— MATERIAL PROVIDED —
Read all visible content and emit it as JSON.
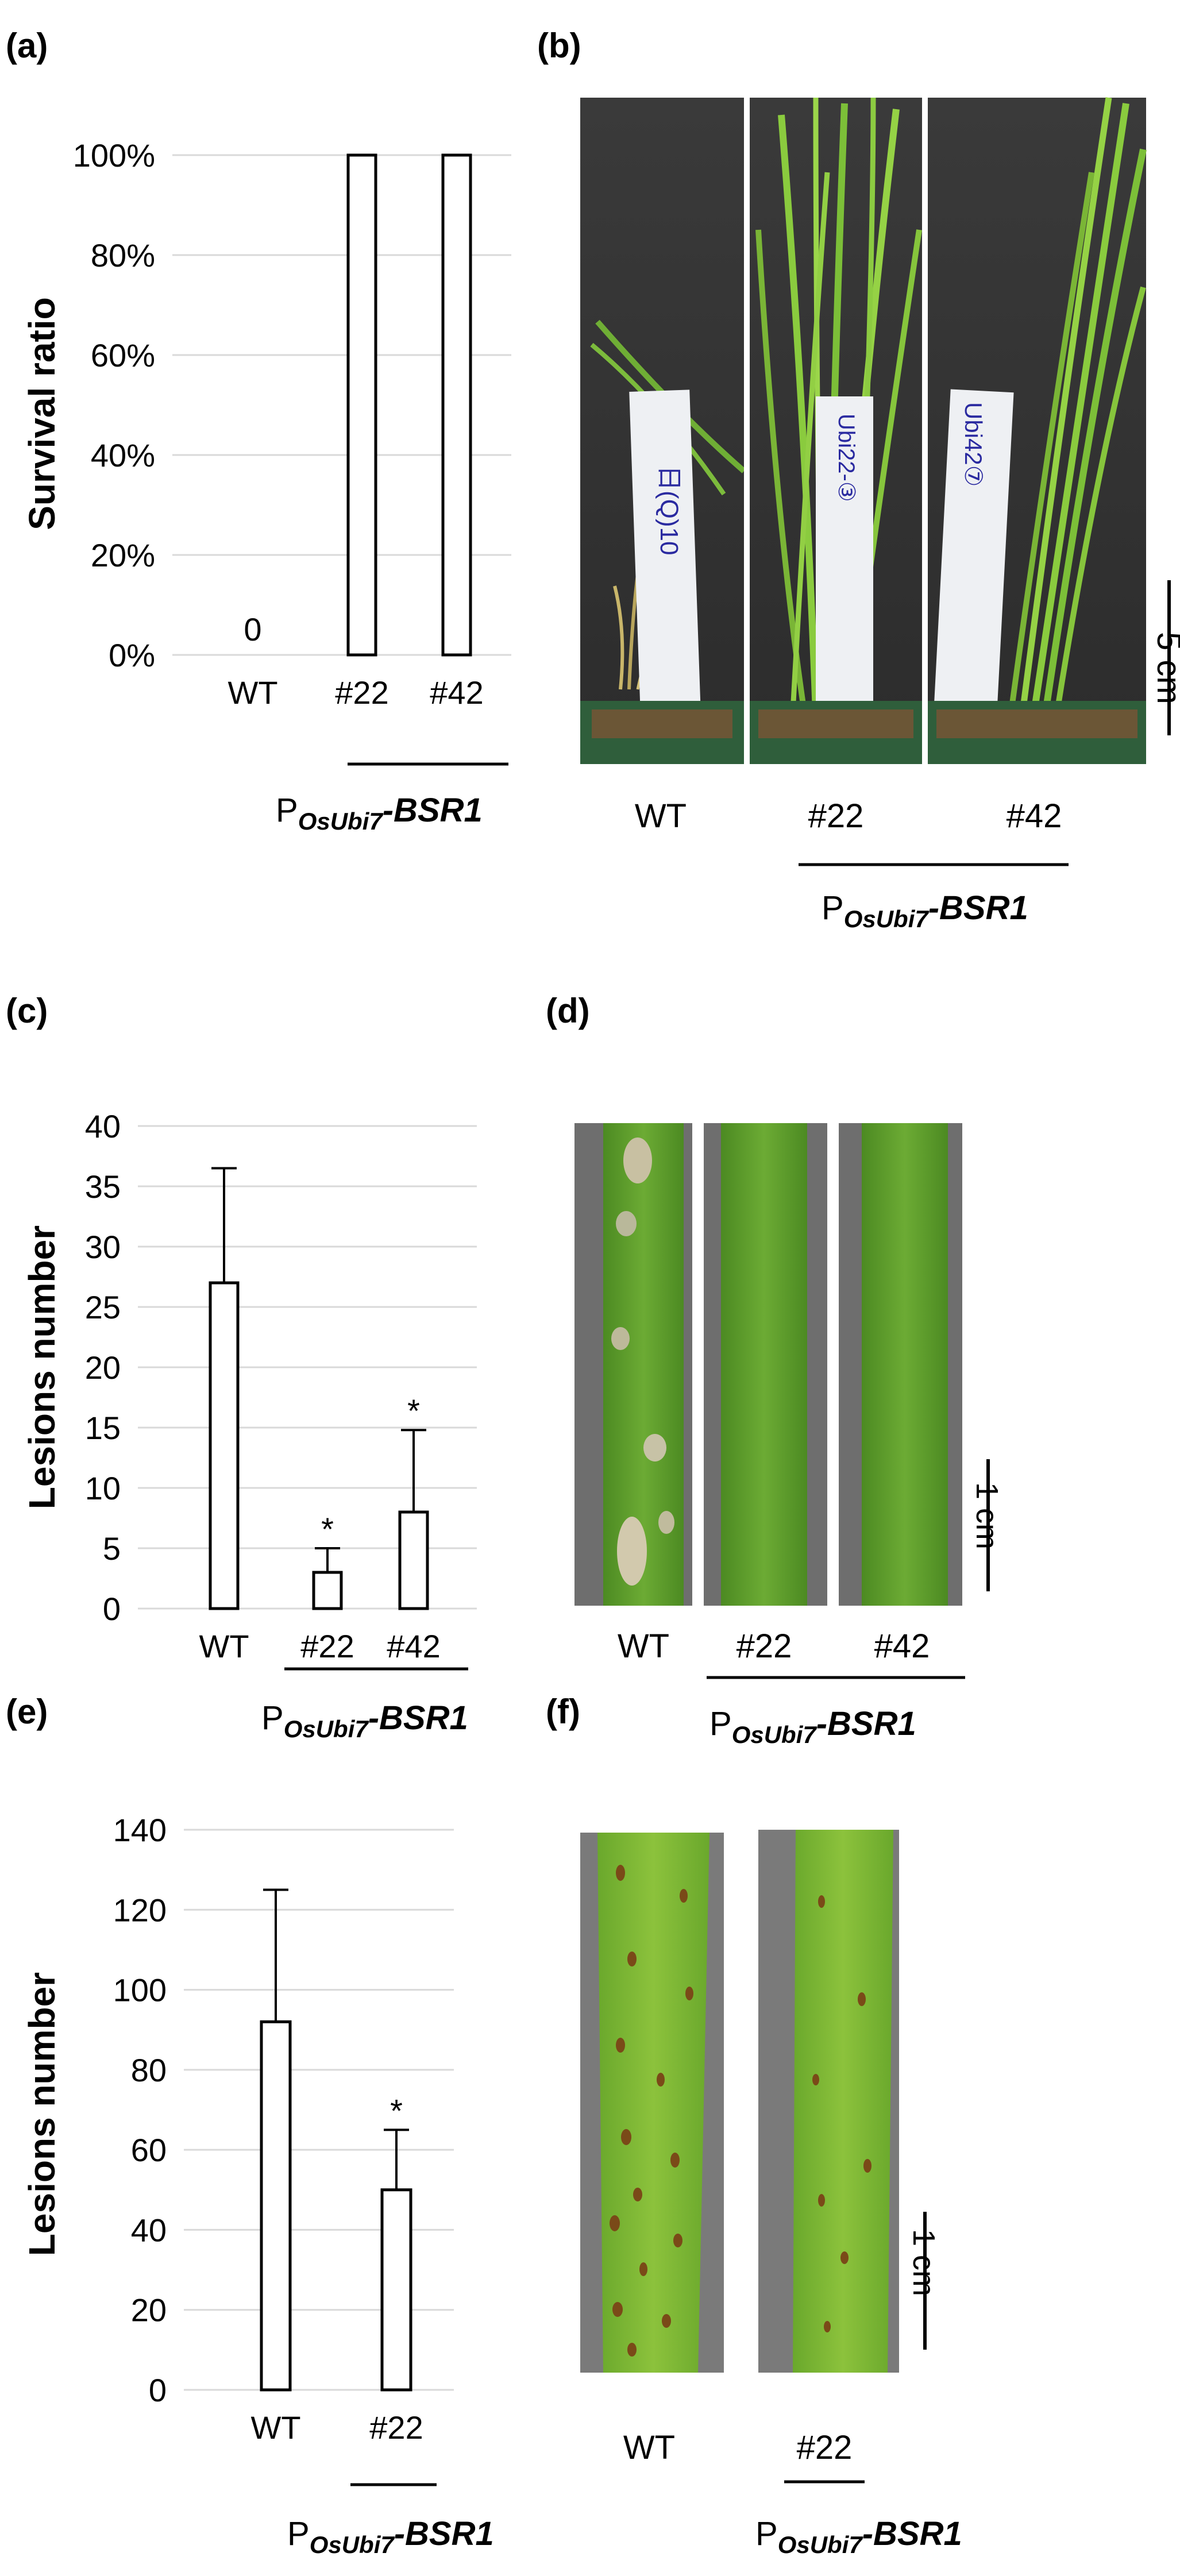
{
  "panels": {
    "a": {
      "label": "(a)"
    },
    "b": {
      "label": "(b)",
      "scale": "5 cm",
      "tags": [
        "日(Q)10",
        "Ubi22-③",
        "Ubi42⑦"
      ]
    },
    "c": {
      "label": "(c)"
    },
    "d": {
      "label": "(d)",
      "scale": "1 cm"
    },
    "e": {
      "label": "(e)"
    },
    "f": {
      "label": "(f)",
      "scale": "1 cm"
    }
  },
  "genotype": {
    "prefix": "P",
    "sub": "OsUbi7",
    "suffix": "-BSR1"
  },
  "labels": {
    "wt": "WT",
    "l22": "#22",
    "l42": "#42"
  },
  "significance": "*",
  "colors": {
    "bar_fill": "#ffffff",
    "bar_stroke": "#000000",
    "grid": "#d9d9d9",
    "leaf_green": "#5f9e2d",
    "background_photo": "#3a3a3a"
  },
  "chart_data": [
    {
      "id": "a",
      "type": "bar",
      "categories": [
        "WT",
        "#22",
        "#42"
      ],
      "values": [
        0,
        100,
        100
      ],
      "data_labels": [
        "0",
        "",
        ""
      ],
      "ylabel": "Survival ratio",
      "ylim": [
        0,
        100
      ],
      "yticks": [
        0,
        20,
        40,
        60,
        80,
        100
      ],
      "ytick_labels": [
        "0%",
        "20%",
        "40%",
        "60%",
        "80%",
        "100%"
      ],
      "grid": true,
      "group_label": "POsUbi7-BSR1"
    },
    {
      "id": "c",
      "type": "bar",
      "categories": [
        "WT",
        "#22",
        "#42"
      ],
      "values": [
        27,
        3,
        8
      ],
      "errors": [
        9.5,
        2,
        6.8
      ],
      "significant": [
        false,
        true,
        true
      ],
      "ylabel": "Lesions number",
      "ylim": [
        0,
        40
      ],
      "yticks": [
        0,
        5,
        10,
        15,
        20,
        25,
        30,
        35,
        40
      ],
      "ytick_labels": [
        "0",
        "5",
        "10",
        "15",
        "20",
        "25",
        "30",
        "35",
        "40"
      ],
      "grid": true,
      "group_label": "POsUbi7-BSR1"
    },
    {
      "id": "e",
      "type": "bar",
      "categories": [
        "WT",
        "#22"
      ],
      "values": [
        92,
        50
      ],
      "errors": [
        33,
        15
      ],
      "significant": [
        false,
        true
      ],
      "ylabel": "Lesions number",
      "ylim": [
        0,
        140
      ],
      "yticks": [
        0,
        20,
        40,
        60,
        80,
        100,
        120,
        140
      ],
      "ytick_labels": [
        "0",
        "20",
        "40",
        "60",
        "80",
        "100",
        "120",
        "140"
      ],
      "grid": true,
      "group_label": "POsUbi7-BSR1"
    }
  ]
}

— EXERCISE GOAL —
Write out all the entries exactly, except for the pictures.

— ANSWER TO THE TASK —
Read all visible content and emit it as JSON.
{
  "panels": {
    "a": {
      "label": "(a)"
    },
    "b": {
      "label": "(b)",
      "scale": "5 cm",
      "tags": [
        "日(Q)10",
        "Ubi22-③",
        "Ubi42⑦"
      ]
    },
    "c": {
      "label": "(c)"
    },
    "d": {
      "label": "(d)",
      "scale": "1 cm"
    },
    "e": {
      "label": "(e)"
    },
    "f": {
      "label": "(f)",
      "scale": "1 cm"
    }
  },
  "genotype": {
    "prefix": "P",
    "sub": "OsUbi7",
    "suffix": "-BSR1"
  },
  "labels": {
    "wt": "WT",
    "l22": "#22",
    "l42": "#42"
  },
  "significance": "*",
  "colors": {
    "bar_fill": "#ffffff",
    "bar_stroke": "#000000",
    "grid": "#d9d9d9",
    "leaf_green": "#5f9e2d",
    "background_photo": "#3a3a3a"
  },
  "chart_data": [
    {
      "id": "a",
      "type": "bar",
      "categories": [
        "WT",
        "#22",
        "#42"
      ],
      "values": [
        0,
        100,
        100
      ],
      "data_labels": [
        "0",
        "",
        ""
      ],
      "ylabel": "Survival ratio",
      "ylim": [
        0,
        100
      ],
      "yticks": [
        0,
        20,
        40,
        60,
        80,
        100
      ],
      "ytick_labels": [
        "0%",
        "20%",
        "40%",
        "60%",
        "80%",
        "100%"
      ],
      "grid": true,
      "group_label": "POsUbi7-BSR1"
    },
    {
      "id": "c",
      "type": "bar",
      "categories": [
        "WT",
        "#22",
        "#42"
      ],
      "values": [
        27,
        3,
        8
      ],
      "errors": [
        9.5,
        2,
        6.8
      ],
      "significant": [
        false,
        true,
        true
      ],
      "ylabel": "Lesions number",
      "ylim": [
        0,
        40
      ],
      "yticks": [
        0,
        5,
        10,
        15,
        20,
        25,
        30,
        35,
        40
      ],
      "ytick_labels": [
        "0",
        "5",
        "10",
        "15",
        "20",
        "25",
        "30",
        "35",
        "40"
      ],
      "grid": true,
      "group_label": "POsUbi7-BSR1"
    },
    {
      "id": "e",
      "type": "bar",
      "categories": [
        "WT",
        "#22"
      ],
      "values": [
        92,
        50
      ],
      "errors": [
        33,
        15
      ],
      "significant": [
        false,
        true
      ],
      "ylabel": "Lesions number",
      "ylim": [
        0,
        140
      ],
      "yticks": [
        0,
        20,
        40,
        60,
        80,
        100,
        120,
        140
      ],
      "ytick_labels": [
        "0",
        "20",
        "40",
        "60",
        "80",
        "100",
        "120",
        "140"
      ],
      "grid": true,
      "group_label": "POsUbi7-BSR1"
    }
  ]
}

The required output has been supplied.